--- Task details ---
Transcribe every line of the listing below without any deviation.

Data records
........
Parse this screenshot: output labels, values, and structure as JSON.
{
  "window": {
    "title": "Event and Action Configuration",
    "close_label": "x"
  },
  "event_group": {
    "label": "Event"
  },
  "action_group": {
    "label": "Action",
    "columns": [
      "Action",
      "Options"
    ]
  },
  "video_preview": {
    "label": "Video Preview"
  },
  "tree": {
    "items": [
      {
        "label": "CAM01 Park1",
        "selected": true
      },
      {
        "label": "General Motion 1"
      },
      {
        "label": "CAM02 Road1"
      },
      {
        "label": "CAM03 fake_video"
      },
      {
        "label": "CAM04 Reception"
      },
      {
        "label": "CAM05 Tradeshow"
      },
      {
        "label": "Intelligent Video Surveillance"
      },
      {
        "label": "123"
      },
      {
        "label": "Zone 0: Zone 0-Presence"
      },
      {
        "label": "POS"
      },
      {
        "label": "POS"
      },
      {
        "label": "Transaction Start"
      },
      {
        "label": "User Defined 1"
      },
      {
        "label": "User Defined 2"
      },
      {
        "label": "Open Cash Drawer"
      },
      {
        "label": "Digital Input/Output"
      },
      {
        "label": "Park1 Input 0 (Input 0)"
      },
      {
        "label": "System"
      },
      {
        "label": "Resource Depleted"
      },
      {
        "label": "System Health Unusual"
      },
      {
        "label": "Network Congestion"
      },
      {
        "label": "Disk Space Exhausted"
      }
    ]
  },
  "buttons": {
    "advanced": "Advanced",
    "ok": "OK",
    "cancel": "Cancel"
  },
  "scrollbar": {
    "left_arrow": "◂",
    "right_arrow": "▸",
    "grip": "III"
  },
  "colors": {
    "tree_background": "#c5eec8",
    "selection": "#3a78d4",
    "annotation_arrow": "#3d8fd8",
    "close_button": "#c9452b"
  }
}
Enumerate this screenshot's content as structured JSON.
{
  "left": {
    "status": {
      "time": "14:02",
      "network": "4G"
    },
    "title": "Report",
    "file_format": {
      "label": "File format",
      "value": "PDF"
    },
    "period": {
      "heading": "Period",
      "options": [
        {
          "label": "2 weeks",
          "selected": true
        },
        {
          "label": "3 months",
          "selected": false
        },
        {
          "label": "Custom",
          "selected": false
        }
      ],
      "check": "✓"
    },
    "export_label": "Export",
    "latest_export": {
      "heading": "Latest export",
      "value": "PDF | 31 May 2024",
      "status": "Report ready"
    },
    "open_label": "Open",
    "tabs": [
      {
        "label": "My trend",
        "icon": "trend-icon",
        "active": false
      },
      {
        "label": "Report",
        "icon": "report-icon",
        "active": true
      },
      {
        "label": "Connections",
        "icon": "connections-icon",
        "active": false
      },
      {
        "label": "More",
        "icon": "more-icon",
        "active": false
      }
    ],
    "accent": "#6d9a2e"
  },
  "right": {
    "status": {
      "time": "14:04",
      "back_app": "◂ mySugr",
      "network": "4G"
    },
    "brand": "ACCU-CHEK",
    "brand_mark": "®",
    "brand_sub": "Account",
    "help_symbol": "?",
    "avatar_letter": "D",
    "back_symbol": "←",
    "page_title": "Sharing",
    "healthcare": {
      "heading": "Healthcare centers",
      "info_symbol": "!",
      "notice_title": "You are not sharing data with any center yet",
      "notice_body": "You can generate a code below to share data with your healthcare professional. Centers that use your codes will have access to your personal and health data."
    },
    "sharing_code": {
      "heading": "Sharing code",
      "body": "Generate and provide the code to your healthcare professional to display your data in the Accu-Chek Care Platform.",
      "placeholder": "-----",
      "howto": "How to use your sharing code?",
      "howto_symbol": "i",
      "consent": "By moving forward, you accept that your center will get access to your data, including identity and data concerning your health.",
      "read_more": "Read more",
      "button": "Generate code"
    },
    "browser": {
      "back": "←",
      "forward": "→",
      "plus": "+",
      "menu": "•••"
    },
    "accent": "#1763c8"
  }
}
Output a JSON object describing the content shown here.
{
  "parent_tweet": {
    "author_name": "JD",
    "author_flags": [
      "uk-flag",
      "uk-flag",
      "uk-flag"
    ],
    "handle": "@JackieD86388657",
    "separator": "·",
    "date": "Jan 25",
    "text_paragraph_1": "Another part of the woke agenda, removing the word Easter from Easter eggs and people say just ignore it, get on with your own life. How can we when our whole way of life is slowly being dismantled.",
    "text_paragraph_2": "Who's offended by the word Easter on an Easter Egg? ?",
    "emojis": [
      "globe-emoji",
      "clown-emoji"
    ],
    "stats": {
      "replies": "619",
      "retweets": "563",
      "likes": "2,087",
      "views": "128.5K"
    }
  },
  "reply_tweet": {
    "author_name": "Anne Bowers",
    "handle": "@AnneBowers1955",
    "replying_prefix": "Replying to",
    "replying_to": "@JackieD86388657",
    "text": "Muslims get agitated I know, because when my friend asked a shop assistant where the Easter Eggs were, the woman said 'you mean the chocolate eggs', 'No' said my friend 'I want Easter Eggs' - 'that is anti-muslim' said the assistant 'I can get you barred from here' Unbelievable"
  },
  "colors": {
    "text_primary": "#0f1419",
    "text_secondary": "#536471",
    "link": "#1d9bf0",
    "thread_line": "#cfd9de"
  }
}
........
--- Correct answer ---
Parse this screenshot: output labels, values, and structure as JSON.
{
  "window": {
    "title": "Event and Action Configuration",
    "close_label": "x"
  },
  "event_group": {
    "label": "Event"
  },
  "action_group": {
    "label": "Action",
    "columns": [
      "Action",
      "Options"
    ]
  },
  "video_preview": {
    "label": "Video Preview"
  },
  "tree": {
    "items": [
      {
        "label": "CAM01 Park1",
        "selected": true
      },
      {
        "label": "General Motion 1"
      },
      {
        "label": "CAM02 Road1"
      },
      {
        "label": "CAM03 fake_video"
      },
      {
        "label": "CAM04 Reception"
      },
      {
        "label": "CAM05 Tradeshow"
      },
      {
        "label": "Intelligent Video Surveillance"
      },
      {
        "label": "123"
      },
      {
        "label": "Zone 0: Zone 0-Presence"
      },
      {
        "label": "POS"
      },
      {
        "label": "POS"
      },
      {
        "label": "Transaction Start"
      },
      {
        "label": "User Defined 1"
      },
      {
        "label": "User Defined 2"
      },
      {
        "label": "Open Cash Drawer"
      },
      {
        "label": "Digital Input/Output"
      },
      {
        "label": "Park1 Input 0 (Input 0)"
      },
      {
        "label": "System"
      },
      {
        "label": "Resource Depleted"
      },
      {
        "label": "System Health Unusual"
      },
      {
        "label": "Network Congestion"
      },
      {
        "label": "Disk Space Exhausted"
      }
    ]
  },
  "buttons": {
    "advanced": "Advanced",
    "ok": "OK",
    "cancel": "Cancel"
  },
  "scrollbar": {
    "left_arrow": "◂",
    "right_arrow": "▸",
    "grip": "III"
  },
  "colors": {
    "tree_background": "#c5eec8",
    "selection": "#3a78d4",
    "annotation_arrow": "#3d8fd8",
    "close_button": "#c9452b"
  }
}
Enumerate this screenshot's content as structured JSON.
{
  "left": {
    "status": {
      "time": "14:02",
      "network": "4G"
    },
    "title": "Report",
    "file_format": {
      "label": "File format",
      "value": "PDF"
    },
    "period": {
      "heading": "Period",
      "options": [
        {
          "label": "2 weeks",
          "selected": true
        },
        {
          "label": "3 months",
          "selected": false
        },
        {
          "label": "Custom",
          "selected": false
        }
      ],
      "check": "✓"
    },
    "export_label": "Export",
    "latest_export": {
      "heading": "Latest export",
      "value": "PDF | 31 May 2024",
      "status": "Report ready"
    },
    "open_label": "Open",
    "tabs": [
      {
        "label": "My trend",
        "icon": "trend-icon",
        "active": false
      },
      {
        "label": "Report",
        "icon": "report-icon",
        "active": true
      },
      {
        "label": "Connections",
        "icon": "connections-icon",
        "active": false
      },
      {
        "label": "More",
        "icon": "more-icon",
        "active": false
      }
    ],
    "accent": "#6d9a2e"
  },
  "right": {
    "status": {
      "time": "14:04",
      "back_app": "◂ mySugr",
      "network": "4G"
    },
    "brand": "ACCU-CHEK",
    "brand_mark": "®",
    "brand_sub": "Account",
    "help_symbol": "?",
    "avatar_letter": "D",
    "back_symbol": "←",
    "page_title": "Sharing",
    "healthcare": {
      "heading": "Healthcare centers",
      "info_symbol": "!",
      "notice_title": "You are not sharing data with any center yet",
      "notice_body": "You can generate a code below to share data with your healthcare professional. Centers that use your codes will have access to your personal and health data."
    },
    "sharing_code": {
      "heading": "Sharing code",
      "body": "Generate and provide the code to your healthcare professional to display your data in the Accu-Chek Care Platform.",
      "placeholder": "-----",
      "howto": "How to use your sharing code?",
      "howto_symbol": "i",
      "consent": "By moving forward, you accept that your center will get access to your data, including identity and data concerning your health.",
      "read_more": "Read more",
      "button": "Generate code"
    },
    "browser": {
      "back": "←",
      "forward": "→",
      "plus": "+",
      "menu": "•••"
    },
    "accent": "#1763c8"
  }
}
Output a JSON object describing the content shown here.
{
  "parent_tweet": {
    "author_name": "JD",
    "author_flags": [
      "uk-flag",
      "uk-flag",
      "uk-flag"
    ],
    "handle": "@JackieD86388657",
    "separator": "·",
    "date": "Jan 25",
    "text_paragraph_1": "Another part of the woke agenda, removing the word Easter from Easter eggs and people say just ignore it, get on with your own life. How can we when our whole way of life is slowly being dismantled.",
    "text_paragraph_2": "Who's offended by the word Easter on an Easter Egg? ?",
    "emojis": [
      "globe-emoji",
      "clown-emoji"
    ],
    "stats": {
      "replies": "619",
      "retweets": "563",
      "likes": "2,087",
      "views": "128.5K"
    }
  },
  "reply_tweet": {
    "author_name": "Anne Bowers",
    "handle": "@AnneBowers1955",
    "replying_prefix": "Replying to",
    "replying_to": "@JackieD86388657",
    "text": "Muslims get agitated I know, because when my friend asked a shop assistant where the Easter Eggs were, the woman said 'you mean the chocolate eggs', 'No' said my friend 'I want Easter Eggs' - 'that is anti-muslim' said the assistant 'I can get you barred from here' Unbelievable"
  },
  "colors": {
    "text_primary": "#0f1419",
    "text_secondary": "#536471",
    "link": "#1d9bf0",
    "thread_line": "#cfd9de"
  }
}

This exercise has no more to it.